[Entries from a dataset]

- - -

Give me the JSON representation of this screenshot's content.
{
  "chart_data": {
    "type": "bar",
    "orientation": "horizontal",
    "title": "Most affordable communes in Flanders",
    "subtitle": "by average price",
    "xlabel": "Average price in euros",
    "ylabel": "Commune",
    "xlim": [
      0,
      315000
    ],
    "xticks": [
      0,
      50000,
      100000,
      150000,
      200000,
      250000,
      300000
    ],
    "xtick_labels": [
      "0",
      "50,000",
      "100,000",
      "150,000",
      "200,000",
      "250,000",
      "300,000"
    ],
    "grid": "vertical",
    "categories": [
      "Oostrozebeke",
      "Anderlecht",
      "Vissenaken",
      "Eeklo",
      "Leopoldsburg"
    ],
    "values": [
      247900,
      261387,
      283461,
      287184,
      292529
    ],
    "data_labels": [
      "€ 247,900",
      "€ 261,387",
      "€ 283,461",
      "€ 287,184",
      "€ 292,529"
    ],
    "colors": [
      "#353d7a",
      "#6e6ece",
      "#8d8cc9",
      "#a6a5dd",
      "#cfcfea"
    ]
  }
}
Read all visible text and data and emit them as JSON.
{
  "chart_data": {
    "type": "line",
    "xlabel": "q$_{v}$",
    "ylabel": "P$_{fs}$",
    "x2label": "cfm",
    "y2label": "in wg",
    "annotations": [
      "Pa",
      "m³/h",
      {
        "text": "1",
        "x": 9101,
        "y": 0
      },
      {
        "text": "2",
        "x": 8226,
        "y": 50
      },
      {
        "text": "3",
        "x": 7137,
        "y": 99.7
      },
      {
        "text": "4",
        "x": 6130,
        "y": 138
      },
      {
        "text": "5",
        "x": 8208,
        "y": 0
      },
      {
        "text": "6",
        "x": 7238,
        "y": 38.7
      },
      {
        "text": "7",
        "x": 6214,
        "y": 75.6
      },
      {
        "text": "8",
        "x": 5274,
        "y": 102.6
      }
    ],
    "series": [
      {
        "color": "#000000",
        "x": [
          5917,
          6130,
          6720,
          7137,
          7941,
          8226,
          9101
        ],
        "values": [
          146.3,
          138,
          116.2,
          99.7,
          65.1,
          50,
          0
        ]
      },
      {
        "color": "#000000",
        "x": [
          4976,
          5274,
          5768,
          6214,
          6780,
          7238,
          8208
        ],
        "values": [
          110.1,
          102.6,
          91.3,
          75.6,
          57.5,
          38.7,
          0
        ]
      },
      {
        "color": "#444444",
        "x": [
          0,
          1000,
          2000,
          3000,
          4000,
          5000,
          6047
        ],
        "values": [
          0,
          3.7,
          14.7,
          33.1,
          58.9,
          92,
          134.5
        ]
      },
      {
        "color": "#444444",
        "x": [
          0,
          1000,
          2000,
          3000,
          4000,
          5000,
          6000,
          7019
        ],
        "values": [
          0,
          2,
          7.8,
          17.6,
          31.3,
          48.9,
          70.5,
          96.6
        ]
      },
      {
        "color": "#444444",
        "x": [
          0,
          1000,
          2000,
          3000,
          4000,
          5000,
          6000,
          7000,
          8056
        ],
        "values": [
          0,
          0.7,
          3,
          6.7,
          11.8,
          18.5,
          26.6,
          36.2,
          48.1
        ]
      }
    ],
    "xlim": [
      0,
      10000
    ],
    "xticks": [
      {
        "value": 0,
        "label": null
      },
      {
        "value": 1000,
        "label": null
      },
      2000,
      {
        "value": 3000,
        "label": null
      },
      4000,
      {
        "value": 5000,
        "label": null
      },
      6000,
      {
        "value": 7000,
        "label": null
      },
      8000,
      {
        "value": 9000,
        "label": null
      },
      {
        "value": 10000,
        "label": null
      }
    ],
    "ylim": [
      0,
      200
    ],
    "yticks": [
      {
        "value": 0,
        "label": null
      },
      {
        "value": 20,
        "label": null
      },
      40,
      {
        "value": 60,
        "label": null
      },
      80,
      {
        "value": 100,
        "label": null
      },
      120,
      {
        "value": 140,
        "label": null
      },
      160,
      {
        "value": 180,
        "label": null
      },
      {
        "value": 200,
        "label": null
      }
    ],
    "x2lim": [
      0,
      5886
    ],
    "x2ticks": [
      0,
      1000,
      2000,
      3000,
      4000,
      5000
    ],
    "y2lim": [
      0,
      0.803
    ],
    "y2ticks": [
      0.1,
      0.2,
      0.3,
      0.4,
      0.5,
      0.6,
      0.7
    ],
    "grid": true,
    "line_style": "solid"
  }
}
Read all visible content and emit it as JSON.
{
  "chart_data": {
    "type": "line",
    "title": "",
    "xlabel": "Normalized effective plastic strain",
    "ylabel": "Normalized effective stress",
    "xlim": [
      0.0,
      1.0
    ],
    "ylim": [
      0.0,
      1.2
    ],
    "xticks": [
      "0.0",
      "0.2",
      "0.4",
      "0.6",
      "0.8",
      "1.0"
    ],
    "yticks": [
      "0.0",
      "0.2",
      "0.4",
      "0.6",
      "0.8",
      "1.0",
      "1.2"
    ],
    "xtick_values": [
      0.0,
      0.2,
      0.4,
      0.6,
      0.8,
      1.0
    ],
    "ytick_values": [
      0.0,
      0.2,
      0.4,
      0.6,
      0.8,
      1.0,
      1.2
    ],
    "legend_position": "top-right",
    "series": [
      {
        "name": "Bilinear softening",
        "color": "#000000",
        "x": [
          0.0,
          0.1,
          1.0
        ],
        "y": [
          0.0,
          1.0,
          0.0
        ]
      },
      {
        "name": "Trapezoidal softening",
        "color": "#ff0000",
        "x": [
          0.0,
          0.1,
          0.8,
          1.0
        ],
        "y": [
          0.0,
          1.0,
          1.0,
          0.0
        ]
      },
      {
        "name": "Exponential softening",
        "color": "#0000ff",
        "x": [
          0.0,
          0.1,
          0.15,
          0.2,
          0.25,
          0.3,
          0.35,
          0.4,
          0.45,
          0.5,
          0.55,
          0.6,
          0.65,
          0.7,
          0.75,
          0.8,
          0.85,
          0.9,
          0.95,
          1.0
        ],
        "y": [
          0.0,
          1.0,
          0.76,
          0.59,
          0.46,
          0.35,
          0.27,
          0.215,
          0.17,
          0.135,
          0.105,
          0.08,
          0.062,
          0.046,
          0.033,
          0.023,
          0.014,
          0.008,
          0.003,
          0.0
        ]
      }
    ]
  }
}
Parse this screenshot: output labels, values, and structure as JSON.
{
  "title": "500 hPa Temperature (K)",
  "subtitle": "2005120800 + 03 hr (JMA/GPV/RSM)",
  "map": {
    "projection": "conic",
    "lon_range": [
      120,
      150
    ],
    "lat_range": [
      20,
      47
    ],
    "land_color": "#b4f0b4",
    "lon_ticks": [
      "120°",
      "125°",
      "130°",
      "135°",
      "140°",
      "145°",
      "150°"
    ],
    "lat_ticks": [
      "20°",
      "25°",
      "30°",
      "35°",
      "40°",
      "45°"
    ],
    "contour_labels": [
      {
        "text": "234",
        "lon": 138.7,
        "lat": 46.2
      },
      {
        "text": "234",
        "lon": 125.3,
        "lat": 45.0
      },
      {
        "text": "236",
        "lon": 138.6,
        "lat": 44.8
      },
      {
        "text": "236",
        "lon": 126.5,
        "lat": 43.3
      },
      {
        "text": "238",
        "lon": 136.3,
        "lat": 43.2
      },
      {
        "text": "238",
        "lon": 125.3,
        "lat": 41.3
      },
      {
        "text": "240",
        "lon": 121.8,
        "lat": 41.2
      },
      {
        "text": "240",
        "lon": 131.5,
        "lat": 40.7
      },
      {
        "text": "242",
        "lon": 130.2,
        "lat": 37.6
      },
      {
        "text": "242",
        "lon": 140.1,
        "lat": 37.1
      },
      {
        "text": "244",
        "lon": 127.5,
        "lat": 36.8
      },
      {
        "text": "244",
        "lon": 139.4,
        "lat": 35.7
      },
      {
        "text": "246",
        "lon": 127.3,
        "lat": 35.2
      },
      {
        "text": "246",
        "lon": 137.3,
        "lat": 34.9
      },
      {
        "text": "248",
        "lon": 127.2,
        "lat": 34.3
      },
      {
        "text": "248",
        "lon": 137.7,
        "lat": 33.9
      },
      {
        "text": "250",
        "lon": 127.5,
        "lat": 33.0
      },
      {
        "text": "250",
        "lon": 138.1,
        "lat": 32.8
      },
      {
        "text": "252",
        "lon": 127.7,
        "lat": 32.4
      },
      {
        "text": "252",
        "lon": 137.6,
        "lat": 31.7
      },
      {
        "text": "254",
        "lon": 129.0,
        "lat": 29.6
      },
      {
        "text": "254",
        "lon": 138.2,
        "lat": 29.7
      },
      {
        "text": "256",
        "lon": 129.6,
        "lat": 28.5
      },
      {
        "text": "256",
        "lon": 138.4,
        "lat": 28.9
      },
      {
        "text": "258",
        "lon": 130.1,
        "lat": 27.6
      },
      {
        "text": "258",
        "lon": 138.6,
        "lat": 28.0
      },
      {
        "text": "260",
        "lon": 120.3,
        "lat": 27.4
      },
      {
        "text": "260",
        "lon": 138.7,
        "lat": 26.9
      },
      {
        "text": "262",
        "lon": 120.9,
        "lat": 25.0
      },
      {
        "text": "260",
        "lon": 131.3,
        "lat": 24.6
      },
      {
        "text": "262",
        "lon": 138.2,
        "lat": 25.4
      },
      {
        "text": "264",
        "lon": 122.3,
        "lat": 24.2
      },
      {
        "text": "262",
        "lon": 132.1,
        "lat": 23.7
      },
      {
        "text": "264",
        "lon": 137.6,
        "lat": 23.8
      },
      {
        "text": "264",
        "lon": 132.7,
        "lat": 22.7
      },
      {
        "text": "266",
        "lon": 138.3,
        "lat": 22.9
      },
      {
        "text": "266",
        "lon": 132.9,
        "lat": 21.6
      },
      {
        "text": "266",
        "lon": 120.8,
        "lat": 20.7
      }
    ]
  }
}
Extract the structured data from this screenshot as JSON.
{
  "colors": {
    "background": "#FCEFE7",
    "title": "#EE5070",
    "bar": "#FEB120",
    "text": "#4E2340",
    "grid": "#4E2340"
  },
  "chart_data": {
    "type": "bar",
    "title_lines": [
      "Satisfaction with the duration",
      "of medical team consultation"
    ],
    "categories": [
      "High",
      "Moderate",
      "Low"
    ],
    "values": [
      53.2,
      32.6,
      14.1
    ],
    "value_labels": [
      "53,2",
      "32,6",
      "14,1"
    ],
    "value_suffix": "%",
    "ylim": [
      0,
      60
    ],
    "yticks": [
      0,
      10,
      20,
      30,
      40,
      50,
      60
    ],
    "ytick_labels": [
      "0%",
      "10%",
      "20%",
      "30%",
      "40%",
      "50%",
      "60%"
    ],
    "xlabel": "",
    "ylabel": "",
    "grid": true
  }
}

- - -

What to work on -
Check each line of the entries above for the word "price". List the ones that have it.

Output for this exercise -
    "subtitle": "by average price",
    "xlabel": "Average price in euros",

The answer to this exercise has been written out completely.